Text -

· · · · ·

People still communicate in different ways; some are constantly attached to their phones, while others want to disengage from them for chunks of time. COURTESY
It’s been an hour, and your phone hasn’t pinged as you expected. You sent off a text, expecting a quick reply, but you’re still waiting. With each minute that passes, you get increasingly irked and resentful.
How hard is it to take two seconds and say you’ll respond later? you think. Then, the longer you wait, you start to worry. What if your friend is cross with you, and your message wasn’t welcome? What if you’ve somehow misinterpreted your relationship with them? What if they’re hurt? While some people mind much less about how quickly a friend responds, many people ride an emotional roller coaster when a message isn’t immediately answered, whether a direct text or a social-media DM. It’s driven by the effect of 24/7 ‘digital availability’, a socially ingrained expectation that a recipient is constantly around and should immediately shoot back a reply. Why do some people get so upset, especially in an age where many people are taking digital detoxes for mental-health breaks, and others are busy juggling life tasks? People still communicate in different ways; some are constantly attached to their phones, while others want to disengage from them for chunks of time. But tensions over reply times may also come down to social norms – or the lack thereof. New developments in digital technology have outpaced the formulation of mutually agreed new communication paradigms, so when a text is sent, we're not all responding according to the same ‘rules’.
A 24-hour burden
The rise of rapid-fire communication technology has bred the expectation of people being always on and constantly available. And we very much are: data from one 2021 survey showed that 30% of Americans say they are ‘almost constantly’ online, especially in the pandemic era. “It’s a combo of mobile being ubiquitous – most people have mobile phones [with] all the platforms of communication, and therefore are capable of responding right away – and that norms are currently changing,” says Jeff Hancock, professor of communication at Stanford University, and director of its Social Media Lab. Simply, there are more ways to get in touch with people than ever, and the pressure to respond has become increasingly normalised, since those platforms of communication are tucked in our pockets, wherever we go. We seemingly always can reply, so we ‘should’.
Plus, the apps and social media platforms on our phones have ingrained 24/7 communication into our daily lives – which is especially the case with the rise of remote work. Speedy responses have become a paradigm in the workplace, since a delay in writing back to the boss reflects poorly on you. So, whether it’s having to respond work messages on Slack, or posting a photo on Instagram and seeing the likes roll in instantly, “we’ve been conditioned into immediate returns”, says Michael Stefanone, professor of communication at the University of Buffalo, US, who specialises in social networks.

· · · · ·

Excerpted records -
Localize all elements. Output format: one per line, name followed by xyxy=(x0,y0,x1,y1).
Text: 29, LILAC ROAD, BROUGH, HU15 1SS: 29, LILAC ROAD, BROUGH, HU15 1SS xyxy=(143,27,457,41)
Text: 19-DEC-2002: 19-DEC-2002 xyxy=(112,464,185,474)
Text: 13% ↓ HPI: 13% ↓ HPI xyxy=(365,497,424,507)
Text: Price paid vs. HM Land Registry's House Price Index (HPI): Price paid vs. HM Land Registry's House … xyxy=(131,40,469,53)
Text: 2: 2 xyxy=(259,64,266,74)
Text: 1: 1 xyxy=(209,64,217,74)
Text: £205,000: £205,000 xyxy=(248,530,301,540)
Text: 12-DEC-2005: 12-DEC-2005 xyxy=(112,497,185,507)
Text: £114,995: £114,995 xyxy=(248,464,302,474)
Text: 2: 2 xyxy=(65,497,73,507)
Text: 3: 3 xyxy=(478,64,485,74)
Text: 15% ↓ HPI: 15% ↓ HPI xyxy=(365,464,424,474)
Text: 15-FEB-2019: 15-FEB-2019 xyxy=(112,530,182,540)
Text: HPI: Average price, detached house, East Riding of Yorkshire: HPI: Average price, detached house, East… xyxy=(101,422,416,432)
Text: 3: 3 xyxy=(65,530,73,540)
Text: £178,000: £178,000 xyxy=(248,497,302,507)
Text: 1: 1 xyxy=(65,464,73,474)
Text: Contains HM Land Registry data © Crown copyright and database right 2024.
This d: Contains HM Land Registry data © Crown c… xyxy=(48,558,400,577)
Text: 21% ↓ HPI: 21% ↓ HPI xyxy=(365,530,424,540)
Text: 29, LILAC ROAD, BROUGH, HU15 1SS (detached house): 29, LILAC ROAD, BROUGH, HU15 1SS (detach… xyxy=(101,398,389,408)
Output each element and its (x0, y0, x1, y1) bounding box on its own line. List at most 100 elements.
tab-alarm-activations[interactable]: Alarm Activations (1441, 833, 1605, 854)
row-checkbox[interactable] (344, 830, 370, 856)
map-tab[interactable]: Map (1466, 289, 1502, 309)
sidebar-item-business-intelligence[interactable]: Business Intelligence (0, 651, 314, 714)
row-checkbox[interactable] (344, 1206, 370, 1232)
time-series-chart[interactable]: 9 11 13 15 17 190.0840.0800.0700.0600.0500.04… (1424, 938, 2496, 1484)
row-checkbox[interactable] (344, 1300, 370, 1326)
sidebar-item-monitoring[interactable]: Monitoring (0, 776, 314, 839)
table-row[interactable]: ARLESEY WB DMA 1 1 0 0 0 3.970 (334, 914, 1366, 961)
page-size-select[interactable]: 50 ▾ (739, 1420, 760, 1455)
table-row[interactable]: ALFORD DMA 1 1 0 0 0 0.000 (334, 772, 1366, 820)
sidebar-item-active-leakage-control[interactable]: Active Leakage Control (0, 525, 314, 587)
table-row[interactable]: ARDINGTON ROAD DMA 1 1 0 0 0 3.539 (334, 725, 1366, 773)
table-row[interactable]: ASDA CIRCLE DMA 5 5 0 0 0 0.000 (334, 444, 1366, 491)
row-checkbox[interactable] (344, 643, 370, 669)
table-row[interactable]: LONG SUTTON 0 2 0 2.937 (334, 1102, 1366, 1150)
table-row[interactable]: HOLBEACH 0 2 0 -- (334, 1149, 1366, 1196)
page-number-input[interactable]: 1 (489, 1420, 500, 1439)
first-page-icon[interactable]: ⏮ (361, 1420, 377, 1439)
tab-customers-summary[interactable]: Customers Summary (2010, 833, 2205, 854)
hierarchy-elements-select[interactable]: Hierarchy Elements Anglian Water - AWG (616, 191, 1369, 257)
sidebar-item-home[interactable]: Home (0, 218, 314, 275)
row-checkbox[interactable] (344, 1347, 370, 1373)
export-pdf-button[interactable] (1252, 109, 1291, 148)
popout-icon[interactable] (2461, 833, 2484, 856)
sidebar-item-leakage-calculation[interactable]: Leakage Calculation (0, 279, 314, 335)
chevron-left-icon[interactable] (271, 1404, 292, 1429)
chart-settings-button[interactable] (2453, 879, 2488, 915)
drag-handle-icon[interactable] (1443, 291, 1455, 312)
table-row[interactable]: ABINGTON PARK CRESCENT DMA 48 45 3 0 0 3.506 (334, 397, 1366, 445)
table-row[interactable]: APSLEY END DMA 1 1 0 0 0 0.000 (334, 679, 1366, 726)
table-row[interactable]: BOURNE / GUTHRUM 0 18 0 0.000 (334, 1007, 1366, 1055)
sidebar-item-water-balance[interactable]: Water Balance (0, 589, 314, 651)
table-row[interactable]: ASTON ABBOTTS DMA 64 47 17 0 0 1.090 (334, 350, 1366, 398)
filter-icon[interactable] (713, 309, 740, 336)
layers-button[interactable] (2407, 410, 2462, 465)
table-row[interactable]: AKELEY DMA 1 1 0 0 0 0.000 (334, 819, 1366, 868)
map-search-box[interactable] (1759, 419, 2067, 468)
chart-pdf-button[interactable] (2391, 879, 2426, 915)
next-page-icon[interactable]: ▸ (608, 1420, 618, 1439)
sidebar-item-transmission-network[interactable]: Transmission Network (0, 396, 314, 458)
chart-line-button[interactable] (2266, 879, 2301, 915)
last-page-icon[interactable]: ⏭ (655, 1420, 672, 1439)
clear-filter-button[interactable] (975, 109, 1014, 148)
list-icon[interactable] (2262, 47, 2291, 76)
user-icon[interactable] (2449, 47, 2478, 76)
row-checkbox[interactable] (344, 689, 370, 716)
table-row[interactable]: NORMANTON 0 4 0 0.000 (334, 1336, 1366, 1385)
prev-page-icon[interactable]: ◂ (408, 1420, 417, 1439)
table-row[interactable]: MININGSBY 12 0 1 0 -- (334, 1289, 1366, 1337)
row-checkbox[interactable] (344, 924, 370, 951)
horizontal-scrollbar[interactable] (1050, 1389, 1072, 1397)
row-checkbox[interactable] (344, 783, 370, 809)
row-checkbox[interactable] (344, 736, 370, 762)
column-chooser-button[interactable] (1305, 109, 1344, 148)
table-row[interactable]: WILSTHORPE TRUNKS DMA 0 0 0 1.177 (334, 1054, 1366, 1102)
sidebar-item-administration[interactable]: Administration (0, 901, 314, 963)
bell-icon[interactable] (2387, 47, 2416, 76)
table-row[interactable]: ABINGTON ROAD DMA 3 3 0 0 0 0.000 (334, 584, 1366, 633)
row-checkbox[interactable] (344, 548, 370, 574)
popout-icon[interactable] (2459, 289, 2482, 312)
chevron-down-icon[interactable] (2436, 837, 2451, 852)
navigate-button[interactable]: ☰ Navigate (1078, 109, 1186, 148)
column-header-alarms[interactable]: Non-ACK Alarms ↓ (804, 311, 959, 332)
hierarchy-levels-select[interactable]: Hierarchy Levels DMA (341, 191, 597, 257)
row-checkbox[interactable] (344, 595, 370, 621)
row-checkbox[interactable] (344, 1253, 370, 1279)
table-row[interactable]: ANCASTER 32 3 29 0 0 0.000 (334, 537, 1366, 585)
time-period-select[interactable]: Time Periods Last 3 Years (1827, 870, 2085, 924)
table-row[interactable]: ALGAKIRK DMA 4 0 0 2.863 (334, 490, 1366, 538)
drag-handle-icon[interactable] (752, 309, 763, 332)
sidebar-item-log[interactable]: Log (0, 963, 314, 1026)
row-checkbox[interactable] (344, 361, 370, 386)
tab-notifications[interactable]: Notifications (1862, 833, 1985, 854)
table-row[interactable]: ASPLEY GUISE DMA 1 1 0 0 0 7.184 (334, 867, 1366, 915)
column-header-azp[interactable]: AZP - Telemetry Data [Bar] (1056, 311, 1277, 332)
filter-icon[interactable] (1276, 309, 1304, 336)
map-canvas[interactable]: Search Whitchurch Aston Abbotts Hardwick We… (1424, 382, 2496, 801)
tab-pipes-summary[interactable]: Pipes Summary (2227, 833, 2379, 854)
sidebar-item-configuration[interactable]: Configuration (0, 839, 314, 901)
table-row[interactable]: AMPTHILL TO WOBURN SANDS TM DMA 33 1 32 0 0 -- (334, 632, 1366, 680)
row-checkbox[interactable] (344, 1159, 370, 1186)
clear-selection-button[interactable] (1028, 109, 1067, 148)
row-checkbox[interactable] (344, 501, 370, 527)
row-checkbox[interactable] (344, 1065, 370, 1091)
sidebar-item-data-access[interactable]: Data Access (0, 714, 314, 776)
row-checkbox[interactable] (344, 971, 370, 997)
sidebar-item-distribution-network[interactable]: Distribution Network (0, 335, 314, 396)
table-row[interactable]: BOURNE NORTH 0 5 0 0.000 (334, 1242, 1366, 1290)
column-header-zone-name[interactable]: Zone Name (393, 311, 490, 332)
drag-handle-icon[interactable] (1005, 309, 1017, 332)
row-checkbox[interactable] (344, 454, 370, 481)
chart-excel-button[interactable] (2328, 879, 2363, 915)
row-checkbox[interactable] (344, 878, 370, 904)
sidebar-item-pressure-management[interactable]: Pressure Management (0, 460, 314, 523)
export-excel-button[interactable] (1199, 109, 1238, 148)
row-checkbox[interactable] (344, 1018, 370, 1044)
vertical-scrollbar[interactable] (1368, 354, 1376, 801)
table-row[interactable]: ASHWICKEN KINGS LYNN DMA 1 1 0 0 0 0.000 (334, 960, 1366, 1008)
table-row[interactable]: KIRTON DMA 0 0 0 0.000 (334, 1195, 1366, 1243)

· · · · ·

Required work - Condense the paragraph of the article on message reply times that begins "The rise of rapid-fire communication technology" into a bulleted list that keeps its main facts.

Solution to the problem -
- Rapid-fire communication technology has created the expectation that people are always on and constantly available.
- A 2021 survey found that 30% of Americans say they are online "almost constantly," especially in the pandemic era.
- Jeff Hancock, professor of communication at Stanford University and director of its Social Media Lab, attributes this to two factors: mobile phones are ubiquitous and carry every communication platform, and norms are currently changing.
- Because there are more ways than ever to reach people, and those platforms are always in our pockets, the pressure to respond has become normalized. Since we seemingly always can reply, we feel we "should."